Dataset items
────────────────────────────────────────

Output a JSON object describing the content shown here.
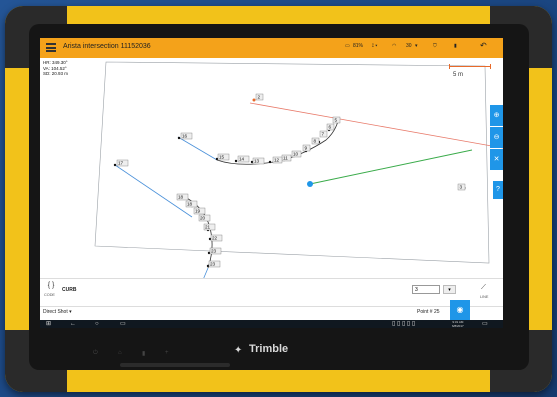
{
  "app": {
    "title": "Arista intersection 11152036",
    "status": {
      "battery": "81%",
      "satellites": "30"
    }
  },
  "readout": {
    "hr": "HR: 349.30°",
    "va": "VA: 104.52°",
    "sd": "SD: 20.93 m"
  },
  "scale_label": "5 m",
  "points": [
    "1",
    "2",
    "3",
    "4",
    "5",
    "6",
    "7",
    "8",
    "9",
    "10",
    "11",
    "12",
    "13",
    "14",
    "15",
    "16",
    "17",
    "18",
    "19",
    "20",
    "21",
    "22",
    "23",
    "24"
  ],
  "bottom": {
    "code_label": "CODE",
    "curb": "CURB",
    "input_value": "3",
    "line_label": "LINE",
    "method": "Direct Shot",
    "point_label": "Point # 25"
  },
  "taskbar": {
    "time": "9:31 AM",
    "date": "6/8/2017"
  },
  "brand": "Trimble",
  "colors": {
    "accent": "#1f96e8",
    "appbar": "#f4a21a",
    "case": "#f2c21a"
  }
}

────────────────────────────────────────

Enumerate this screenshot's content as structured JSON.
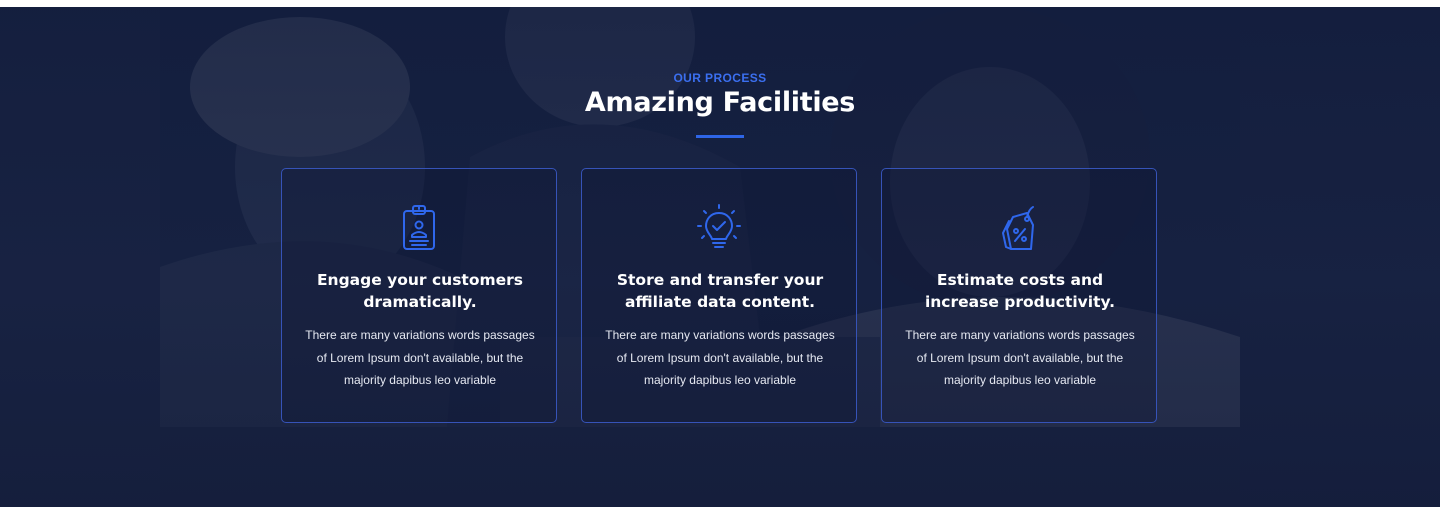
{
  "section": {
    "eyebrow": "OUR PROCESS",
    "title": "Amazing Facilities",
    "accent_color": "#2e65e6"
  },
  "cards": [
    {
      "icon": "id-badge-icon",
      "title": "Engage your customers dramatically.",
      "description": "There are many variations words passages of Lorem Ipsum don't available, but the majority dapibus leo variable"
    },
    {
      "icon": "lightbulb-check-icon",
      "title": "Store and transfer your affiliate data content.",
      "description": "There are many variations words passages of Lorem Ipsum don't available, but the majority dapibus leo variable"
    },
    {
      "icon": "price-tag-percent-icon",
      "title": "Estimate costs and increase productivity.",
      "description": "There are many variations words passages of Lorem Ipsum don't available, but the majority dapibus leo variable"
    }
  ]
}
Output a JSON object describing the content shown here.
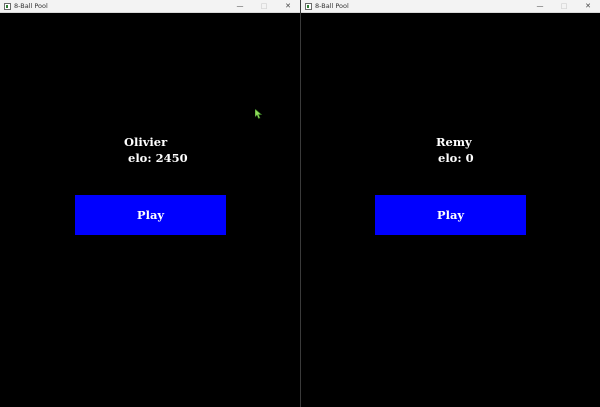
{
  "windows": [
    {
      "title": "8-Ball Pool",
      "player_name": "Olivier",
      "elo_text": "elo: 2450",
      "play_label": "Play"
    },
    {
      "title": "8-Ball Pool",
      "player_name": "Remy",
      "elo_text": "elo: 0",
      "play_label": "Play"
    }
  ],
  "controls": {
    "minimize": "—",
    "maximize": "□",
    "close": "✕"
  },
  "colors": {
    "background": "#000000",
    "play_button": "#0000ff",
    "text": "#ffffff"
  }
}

────────────────────────────────────────

PROMPT> Among the entries above, identify all lines with "your" and copy them.

SOLUTION TO THIS PROBLEM>
      "title": "Engage your customers dramatically.",
      "title": "Store and transfer your affiliate data content.",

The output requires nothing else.